Exercise task
Give the number of lines in the records below that include "from". Reply with that number alone.

Entries provided
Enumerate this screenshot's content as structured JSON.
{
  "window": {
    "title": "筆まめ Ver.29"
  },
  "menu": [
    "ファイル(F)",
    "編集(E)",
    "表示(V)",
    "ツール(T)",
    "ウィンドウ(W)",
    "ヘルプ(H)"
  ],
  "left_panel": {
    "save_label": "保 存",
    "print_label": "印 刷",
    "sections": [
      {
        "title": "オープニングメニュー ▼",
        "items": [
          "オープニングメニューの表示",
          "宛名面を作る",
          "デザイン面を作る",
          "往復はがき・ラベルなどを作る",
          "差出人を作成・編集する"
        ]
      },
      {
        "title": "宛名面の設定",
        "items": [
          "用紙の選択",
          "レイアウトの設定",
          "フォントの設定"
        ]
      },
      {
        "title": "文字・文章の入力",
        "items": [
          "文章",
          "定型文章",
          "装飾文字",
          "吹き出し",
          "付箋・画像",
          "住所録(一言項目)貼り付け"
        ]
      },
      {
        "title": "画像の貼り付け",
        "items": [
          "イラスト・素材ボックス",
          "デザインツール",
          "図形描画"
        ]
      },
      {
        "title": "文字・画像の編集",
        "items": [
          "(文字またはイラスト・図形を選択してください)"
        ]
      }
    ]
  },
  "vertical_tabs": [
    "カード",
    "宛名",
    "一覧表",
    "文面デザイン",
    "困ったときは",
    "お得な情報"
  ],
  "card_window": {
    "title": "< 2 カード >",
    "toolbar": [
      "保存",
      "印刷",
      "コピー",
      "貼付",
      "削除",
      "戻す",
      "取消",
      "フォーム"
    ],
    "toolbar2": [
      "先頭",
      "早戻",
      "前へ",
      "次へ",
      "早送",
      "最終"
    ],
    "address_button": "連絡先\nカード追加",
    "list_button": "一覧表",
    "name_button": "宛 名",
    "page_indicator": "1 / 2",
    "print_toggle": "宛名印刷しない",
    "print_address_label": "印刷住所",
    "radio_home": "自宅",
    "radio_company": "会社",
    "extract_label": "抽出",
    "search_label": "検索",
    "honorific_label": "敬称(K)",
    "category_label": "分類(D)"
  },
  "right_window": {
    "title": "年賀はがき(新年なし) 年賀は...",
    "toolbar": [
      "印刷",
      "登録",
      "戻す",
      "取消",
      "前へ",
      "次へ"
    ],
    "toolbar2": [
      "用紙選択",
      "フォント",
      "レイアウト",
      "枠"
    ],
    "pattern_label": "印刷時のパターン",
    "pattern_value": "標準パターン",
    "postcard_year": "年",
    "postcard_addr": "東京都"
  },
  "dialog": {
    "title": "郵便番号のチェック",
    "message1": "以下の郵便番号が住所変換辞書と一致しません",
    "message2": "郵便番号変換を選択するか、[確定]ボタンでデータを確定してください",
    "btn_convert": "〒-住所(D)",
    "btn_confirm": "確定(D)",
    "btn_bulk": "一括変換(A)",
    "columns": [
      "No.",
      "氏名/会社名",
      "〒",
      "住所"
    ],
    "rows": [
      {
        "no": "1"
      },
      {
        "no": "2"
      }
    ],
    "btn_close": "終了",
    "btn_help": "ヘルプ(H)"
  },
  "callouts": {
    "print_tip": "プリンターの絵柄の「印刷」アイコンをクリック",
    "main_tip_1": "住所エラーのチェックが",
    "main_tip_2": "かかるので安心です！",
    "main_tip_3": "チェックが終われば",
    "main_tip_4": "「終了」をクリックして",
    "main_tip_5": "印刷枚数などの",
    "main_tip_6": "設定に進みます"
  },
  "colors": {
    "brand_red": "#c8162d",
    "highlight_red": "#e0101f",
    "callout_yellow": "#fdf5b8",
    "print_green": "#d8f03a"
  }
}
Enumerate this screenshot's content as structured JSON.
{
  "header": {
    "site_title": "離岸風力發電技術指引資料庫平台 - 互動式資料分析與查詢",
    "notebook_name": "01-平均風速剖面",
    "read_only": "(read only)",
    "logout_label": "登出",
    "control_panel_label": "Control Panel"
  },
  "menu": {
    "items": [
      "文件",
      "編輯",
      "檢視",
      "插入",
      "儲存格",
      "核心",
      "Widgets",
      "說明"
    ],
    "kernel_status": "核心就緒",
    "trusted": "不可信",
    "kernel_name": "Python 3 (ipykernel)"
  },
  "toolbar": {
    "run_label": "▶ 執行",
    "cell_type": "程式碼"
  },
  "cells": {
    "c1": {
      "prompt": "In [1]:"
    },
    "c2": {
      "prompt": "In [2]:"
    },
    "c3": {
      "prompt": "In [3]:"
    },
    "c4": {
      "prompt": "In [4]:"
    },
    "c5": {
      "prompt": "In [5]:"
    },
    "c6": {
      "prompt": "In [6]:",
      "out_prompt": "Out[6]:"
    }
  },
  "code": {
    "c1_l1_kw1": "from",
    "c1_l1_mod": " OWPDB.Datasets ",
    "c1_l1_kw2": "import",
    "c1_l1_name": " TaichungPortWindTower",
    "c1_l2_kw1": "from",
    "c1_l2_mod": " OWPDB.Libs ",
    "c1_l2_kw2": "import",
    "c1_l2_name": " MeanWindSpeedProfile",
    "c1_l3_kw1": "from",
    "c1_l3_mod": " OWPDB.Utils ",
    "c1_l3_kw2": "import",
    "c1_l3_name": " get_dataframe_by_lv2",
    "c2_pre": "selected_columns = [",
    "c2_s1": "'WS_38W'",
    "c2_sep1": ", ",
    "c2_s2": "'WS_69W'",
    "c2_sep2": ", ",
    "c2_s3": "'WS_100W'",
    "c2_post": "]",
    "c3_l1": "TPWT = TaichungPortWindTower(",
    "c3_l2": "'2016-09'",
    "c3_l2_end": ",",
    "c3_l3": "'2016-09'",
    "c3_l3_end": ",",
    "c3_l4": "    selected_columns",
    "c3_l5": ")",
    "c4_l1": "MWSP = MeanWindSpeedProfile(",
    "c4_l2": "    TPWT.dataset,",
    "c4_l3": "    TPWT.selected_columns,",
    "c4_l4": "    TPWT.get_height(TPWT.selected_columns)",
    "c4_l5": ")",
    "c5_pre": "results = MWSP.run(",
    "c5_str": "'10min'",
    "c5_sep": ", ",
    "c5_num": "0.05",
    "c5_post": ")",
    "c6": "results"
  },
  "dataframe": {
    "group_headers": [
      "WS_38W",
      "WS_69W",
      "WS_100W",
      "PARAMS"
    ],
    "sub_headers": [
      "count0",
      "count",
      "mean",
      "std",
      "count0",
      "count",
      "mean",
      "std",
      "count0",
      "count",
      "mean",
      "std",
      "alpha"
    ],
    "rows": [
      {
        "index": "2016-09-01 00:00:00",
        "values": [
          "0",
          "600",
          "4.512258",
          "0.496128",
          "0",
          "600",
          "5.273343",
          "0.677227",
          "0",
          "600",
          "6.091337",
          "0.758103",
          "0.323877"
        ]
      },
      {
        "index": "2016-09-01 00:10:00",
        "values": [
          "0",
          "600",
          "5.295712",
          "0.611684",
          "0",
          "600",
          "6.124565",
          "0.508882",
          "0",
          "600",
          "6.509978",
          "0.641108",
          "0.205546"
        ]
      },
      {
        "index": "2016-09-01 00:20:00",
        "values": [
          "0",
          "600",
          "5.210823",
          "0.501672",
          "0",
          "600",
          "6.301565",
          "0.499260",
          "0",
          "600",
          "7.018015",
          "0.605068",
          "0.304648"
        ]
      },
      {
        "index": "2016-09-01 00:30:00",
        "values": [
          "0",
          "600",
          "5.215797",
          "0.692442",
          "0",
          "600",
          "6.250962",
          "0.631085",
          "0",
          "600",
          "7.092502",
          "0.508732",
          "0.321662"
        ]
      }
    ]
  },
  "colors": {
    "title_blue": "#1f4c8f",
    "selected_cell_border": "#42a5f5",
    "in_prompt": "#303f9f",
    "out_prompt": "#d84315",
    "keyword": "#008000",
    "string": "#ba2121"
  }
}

Answer to the exercise
3